─── Data entries
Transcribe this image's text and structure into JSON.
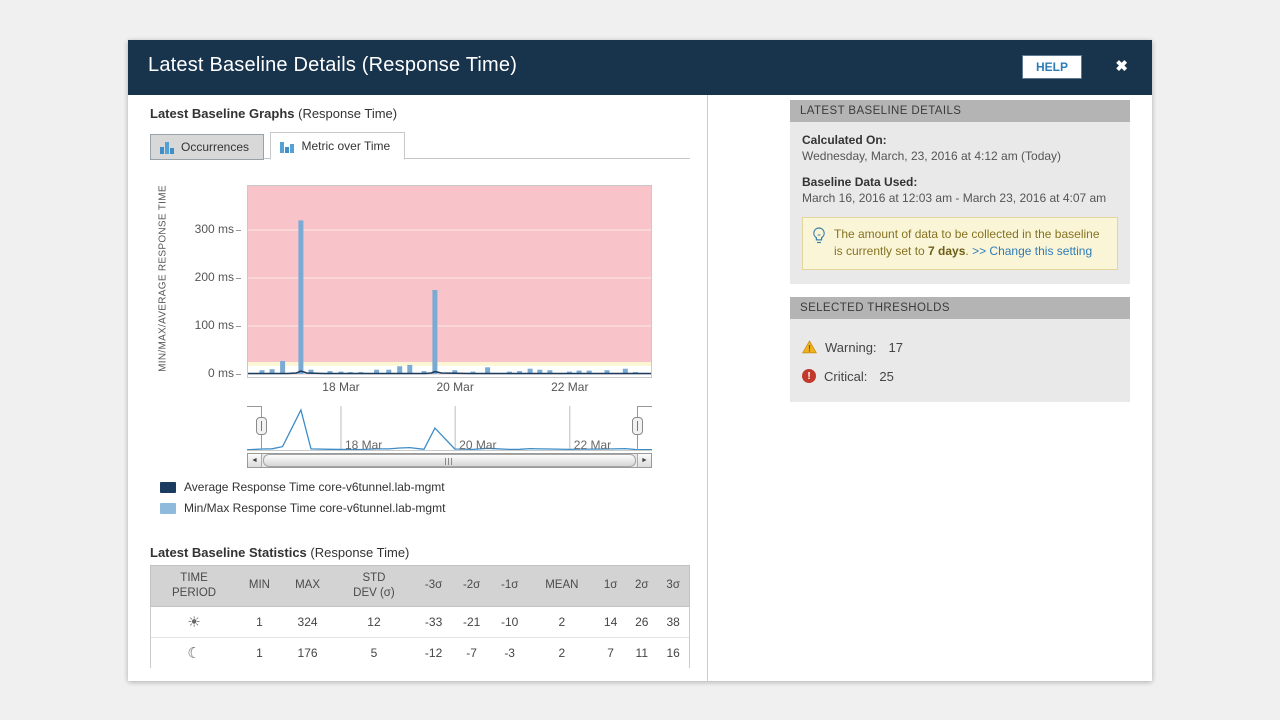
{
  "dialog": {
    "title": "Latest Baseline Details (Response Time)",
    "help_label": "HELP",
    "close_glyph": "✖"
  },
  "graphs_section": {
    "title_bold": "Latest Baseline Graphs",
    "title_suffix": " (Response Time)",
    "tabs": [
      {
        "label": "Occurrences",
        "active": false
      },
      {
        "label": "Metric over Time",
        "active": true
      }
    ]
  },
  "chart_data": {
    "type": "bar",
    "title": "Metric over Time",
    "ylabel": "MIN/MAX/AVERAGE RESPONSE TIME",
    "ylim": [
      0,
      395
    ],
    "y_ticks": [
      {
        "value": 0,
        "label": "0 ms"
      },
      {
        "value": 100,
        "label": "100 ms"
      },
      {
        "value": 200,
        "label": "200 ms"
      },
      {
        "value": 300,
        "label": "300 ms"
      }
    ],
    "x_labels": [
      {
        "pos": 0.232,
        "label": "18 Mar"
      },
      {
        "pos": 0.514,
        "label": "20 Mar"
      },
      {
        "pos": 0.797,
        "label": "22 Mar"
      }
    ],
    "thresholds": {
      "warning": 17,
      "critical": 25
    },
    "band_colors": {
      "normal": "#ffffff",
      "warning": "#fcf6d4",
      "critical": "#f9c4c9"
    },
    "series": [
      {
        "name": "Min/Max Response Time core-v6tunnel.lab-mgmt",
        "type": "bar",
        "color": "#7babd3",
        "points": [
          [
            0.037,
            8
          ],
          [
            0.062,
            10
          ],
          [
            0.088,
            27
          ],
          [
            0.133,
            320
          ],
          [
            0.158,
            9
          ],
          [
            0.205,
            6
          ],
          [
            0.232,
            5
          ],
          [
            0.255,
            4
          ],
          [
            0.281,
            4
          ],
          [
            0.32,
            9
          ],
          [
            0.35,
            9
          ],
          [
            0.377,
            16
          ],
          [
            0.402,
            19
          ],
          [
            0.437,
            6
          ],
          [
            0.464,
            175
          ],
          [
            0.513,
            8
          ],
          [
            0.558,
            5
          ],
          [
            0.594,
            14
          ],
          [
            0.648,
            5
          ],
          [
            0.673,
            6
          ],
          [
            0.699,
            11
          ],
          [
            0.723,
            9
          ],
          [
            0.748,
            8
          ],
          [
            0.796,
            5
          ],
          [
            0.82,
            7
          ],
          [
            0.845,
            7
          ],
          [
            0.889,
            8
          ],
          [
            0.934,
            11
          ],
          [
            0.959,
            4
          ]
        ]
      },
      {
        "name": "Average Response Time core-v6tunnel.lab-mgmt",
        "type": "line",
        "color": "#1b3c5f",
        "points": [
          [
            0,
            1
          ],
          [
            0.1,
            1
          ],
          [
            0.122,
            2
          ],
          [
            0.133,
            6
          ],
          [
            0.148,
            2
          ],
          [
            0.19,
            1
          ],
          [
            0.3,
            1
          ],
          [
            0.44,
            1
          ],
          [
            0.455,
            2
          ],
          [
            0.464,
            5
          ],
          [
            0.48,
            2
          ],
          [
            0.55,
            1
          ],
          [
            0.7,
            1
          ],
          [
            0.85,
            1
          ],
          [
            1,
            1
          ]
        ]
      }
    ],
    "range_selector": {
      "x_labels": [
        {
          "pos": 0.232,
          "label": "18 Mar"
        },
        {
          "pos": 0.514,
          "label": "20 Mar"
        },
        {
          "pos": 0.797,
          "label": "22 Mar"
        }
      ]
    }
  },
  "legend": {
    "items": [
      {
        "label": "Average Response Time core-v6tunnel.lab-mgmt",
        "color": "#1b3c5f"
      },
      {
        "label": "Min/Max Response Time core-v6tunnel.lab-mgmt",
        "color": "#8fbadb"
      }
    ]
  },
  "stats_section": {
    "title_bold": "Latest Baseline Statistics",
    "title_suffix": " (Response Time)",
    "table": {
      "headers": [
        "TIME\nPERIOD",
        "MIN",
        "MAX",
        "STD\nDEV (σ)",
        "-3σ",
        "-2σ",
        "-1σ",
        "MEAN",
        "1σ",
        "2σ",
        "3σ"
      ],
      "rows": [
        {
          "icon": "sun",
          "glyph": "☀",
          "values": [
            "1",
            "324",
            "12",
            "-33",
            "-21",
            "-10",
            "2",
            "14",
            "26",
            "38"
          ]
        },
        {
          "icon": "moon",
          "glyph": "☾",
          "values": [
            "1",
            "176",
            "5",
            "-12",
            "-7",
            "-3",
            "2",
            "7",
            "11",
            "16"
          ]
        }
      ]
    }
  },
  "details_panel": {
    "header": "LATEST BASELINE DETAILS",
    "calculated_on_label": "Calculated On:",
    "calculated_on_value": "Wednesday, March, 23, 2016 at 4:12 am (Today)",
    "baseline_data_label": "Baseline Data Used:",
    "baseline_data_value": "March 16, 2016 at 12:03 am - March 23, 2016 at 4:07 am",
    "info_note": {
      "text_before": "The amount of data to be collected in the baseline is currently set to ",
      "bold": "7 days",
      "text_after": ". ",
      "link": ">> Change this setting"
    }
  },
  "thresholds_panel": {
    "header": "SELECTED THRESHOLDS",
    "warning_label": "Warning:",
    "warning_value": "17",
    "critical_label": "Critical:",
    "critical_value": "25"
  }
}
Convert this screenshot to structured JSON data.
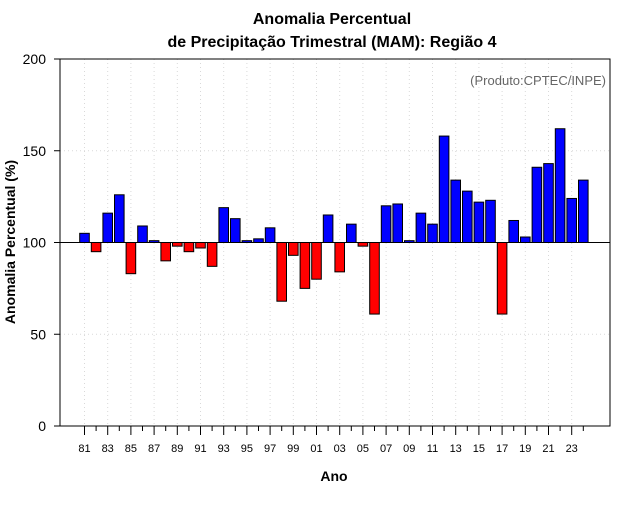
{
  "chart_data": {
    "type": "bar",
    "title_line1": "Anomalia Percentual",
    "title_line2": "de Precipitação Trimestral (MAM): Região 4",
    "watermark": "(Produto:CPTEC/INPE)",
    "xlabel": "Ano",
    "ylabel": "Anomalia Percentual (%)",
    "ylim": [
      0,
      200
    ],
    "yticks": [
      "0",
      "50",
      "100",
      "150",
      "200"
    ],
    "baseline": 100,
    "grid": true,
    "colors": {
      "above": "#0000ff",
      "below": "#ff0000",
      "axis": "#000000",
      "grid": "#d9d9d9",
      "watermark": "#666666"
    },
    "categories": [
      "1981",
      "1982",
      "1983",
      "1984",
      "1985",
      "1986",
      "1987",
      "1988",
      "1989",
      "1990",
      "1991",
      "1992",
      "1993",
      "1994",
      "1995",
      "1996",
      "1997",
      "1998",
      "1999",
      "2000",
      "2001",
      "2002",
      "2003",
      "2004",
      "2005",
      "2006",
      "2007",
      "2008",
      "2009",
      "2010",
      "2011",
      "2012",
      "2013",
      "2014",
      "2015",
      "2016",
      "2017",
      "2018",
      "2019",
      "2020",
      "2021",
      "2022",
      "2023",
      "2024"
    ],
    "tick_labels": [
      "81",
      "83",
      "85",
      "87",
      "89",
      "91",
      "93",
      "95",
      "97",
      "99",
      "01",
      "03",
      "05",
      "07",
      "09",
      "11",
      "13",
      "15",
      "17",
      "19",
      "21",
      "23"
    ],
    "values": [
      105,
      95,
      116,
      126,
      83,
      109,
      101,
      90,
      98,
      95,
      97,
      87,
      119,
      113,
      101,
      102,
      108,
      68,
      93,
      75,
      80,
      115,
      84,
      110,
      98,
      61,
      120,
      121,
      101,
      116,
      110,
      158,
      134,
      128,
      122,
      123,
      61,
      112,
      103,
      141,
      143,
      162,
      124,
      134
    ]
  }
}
──────
■ Exercise: In your copy of the listing above, reproduce each line exactly and omit all pictures.

■ Exercise output:
Transcribe this image's text and structure into JSON.
{
  "dialog": {
    "title": "Latest Baseline Details (Response Time)",
    "help_label": "HELP",
    "close_glyph": "✖"
  },
  "graphs_section": {
    "title_bold": "Latest Baseline Graphs",
    "title_suffix": " (Response Time)",
    "tabs": [
      {
        "label": "Occurrences",
        "active": false
      },
      {
        "label": "Metric over Time",
        "active": true
      }
    ]
  },
  "chart_data": {
    "type": "bar",
    "title": "Metric over Time",
    "ylabel": "MIN/MAX/AVERAGE RESPONSE TIME",
    "ylim": [
      0,
      395
    ],
    "y_ticks": [
      {
        "value": 0,
        "label": "0 ms"
      },
      {
        "value": 100,
        "label": "100 ms"
      },
      {
        "value": 200,
        "label": "200 ms"
      },
      {
        "value": 300,
        "label": "300 ms"
      }
    ],
    "x_labels": [
      {
        "pos": 0.232,
        "label": "18 Mar"
      },
      {
        "pos": 0.514,
        "label": "20 Mar"
      },
      {
        "pos": 0.797,
        "label": "22 Mar"
      }
    ],
    "thresholds": {
      "warning": 17,
      "critical": 25
    },
    "band_colors": {
      "normal": "#ffffff",
      "warning": "#fcf6d4",
      "critical": "#f9c4c9"
    },
    "series": [
      {
        "name": "Min/Max Response Time core-v6tunnel.lab-mgmt",
        "type": "bar",
        "color": "#7babd3",
        "points": [
          [
            0.037,
            8
          ],
          [
            0.062,
            10
          ],
          [
            0.088,
            27
          ],
          [
            0.133,
            320
          ],
          [
            0.158,
            9
          ],
          [
            0.205,
            6
          ],
          [
            0.232,
            5
          ],
          [
            0.255,
            4
          ],
          [
            0.281,
            4
          ],
          [
            0.32,
            9
          ],
          [
            0.35,
            9
          ],
          [
            0.377,
            16
          ],
          [
            0.402,
            19
          ],
          [
            0.437,
            6
          ],
          [
            0.464,
            175
          ],
          [
            0.513,
            8
          ],
          [
            0.558,
            5
          ],
          [
            0.594,
            14
          ],
          [
            0.648,
            5
          ],
          [
            0.673,
            6
          ],
          [
            0.699,
            11
          ],
          [
            0.723,
            9
          ],
          [
            0.748,
            8
          ],
          [
            0.796,
            5
          ],
          [
            0.82,
            7
          ],
          [
            0.845,
            7
          ],
          [
            0.889,
            8
          ],
          [
            0.934,
            11
          ],
          [
            0.959,
            4
          ]
        ]
      },
      {
        "name": "Average Response Time core-v6tunnel.lab-mgmt",
        "type": "line",
        "color": "#1b3c5f",
        "points": [
          [
            0,
            1
          ],
          [
            0.1,
            1
          ],
          [
            0.122,
            2
          ],
          [
            0.133,
            6
          ],
          [
            0.148,
            2
          ],
          [
            0.19,
            1
          ],
          [
            0.3,
            1
          ],
          [
            0.44,
            1
          ],
          [
            0.455,
            2
          ],
          [
            0.464,
            5
          ],
          [
            0.48,
            2
          ],
          [
            0.55,
            1
          ],
          [
            0.7,
            1
          ],
          [
            0.85,
            1
          ],
          [
            1,
            1
          ]
        ]
      }
    ],
    "range_selector": {
      "x_labels": [
        {
          "pos": 0.232,
          "label": "18 Mar"
        },
        {
          "pos": 0.514,
          "label": "20 Mar"
        },
        {
          "pos": 0.797,
          "label": "22 Mar"
        }
      ]
    }
  },
  "legend": {
    "items": [
      {
        "label": "Average Response Time core-v6tunnel.lab-mgmt",
        "color": "#1b3c5f"
      },
      {
        "label": "Min/Max Response Time core-v6tunnel.lab-mgmt",
        "color": "#8fbadb"
      }
    ]
  },
  "stats_section": {
    "title_bold": "Latest Baseline Statistics",
    "title_suffix": " (Response Time)",
    "table": {
      "headers": [
        "TIME\nPERIOD",
        "MIN",
        "MAX",
        "STD\nDEV (σ)",
        "-3σ",
        "-2σ",
        "-1σ",
        "MEAN",
        "1σ",
        "2σ",
        "3σ"
      ],
      "rows": [
        {
          "icon": "sun",
          "glyph": "☀",
          "values": [
            "1",
            "324",
            "12",
            "-33",
            "-21",
            "-10",
            "2",
            "14",
            "26",
            "38"
          ]
        },
        {
          "icon": "moon",
          "glyph": "☾",
          "values": [
            "1",
            "176",
            "5",
            "-12",
            "-7",
            "-3",
            "2",
            "7",
            "11",
            "16"
          ]
        }
      ]
    }
  },
  "details_panel": {
    "header": "LATEST BASELINE DETAILS",
    "calculated_on_label": "Calculated On:",
    "calculated_on_value": "Wednesday, March, 23, 2016 at 4:12 am (Today)",
    "baseline_data_label": "Baseline Data Used:",
    "baseline_data_value": "March 16, 2016 at 12:03 am - March 23, 2016 at 4:07 am",
    "info_note": {
      "text_before": "The amount of data to be collected in the baseline is currently set to ",
      "bold": "7 days",
      "text_after": ". ",
      "link": ">> Change this setting"
    }
  },
  "thresholds_panel": {
    "header": "SELECTED THRESHOLDS",
    "warning_label": "Warning:",
    "warning_value": "17",
    "critical_label": "Critical:",
    "critical_value": "25"
  }
}
Convert this screenshot to structured JSON data.
{
  "chart_data": {
    "type": "bar",
    "title_line1": "Anomalia Percentual",
    "title_line2": "de Precipitação Trimestral (MAM): Região 4",
    "watermark": "(Produto:CPTEC/INPE)",
    "xlabel": "Ano",
    "ylabel": "Anomalia Percentual (%)",
    "ylim": [
      0,
      200
    ],
    "yticks": [
      "0",
      "50",
      "100",
      "150",
      "200"
    ],
    "baseline": 100,
    "grid": true,
    "colors": {
      "above": "#0000ff",
      "below": "#ff0000",
      "axis": "#000000",
      "grid": "#d9d9d9",
      "watermark": "#666666"
    },
    "categories": [
      "1981",
      "1982",
      "1983",
      "1984",
      "1985",
      "1986",
      "1987",
      "1988",
      "1989",
      "1990",
      "1991",
      "1992",
      "1993",
      "1994",
      "1995",
      "1996",
      "1997",
      "1998",
      "1999",
      "2000",
      "2001",
      "2002",
      "2003",
      "2004",
      "2005",
      "2006",
      "2007",
      "2008",
      "2009",
      "2010",
      "2011",
      "2012",
      "2013",
      "2014",
      "2015",
      "2016",
      "2017",
      "2018",
      "2019",
      "2020",
      "2021",
      "2022",
      "2023",
      "2024"
    ],
    "tick_labels": [
      "81",
      "83",
      "85",
      "87",
      "89",
      "91",
      "93",
      "95",
      "97",
      "99",
      "01",
      "03",
      "05",
      "07",
      "09",
      "11",
      "13",
      "15",
      "17",
      "19",
      "21",
      "23"
    ],
    "values": [
      105,
      95,
      116,
      126,
      83,
      109,
      101,
      90,
      98,
      95,
      97,
      87,
      119,
      113,
      101,
      102,
      108,
      68,
      93,
      75,
      80,
      115,
      84,
      110,
      98,
      61,
      120,
      121,
      101,
      116,
      110,
      158,
      134,
      128,
      122,
      123,
      61,
      112,
      103,
      141,
      143,
      162,
      124,
      134
    ]
  }
}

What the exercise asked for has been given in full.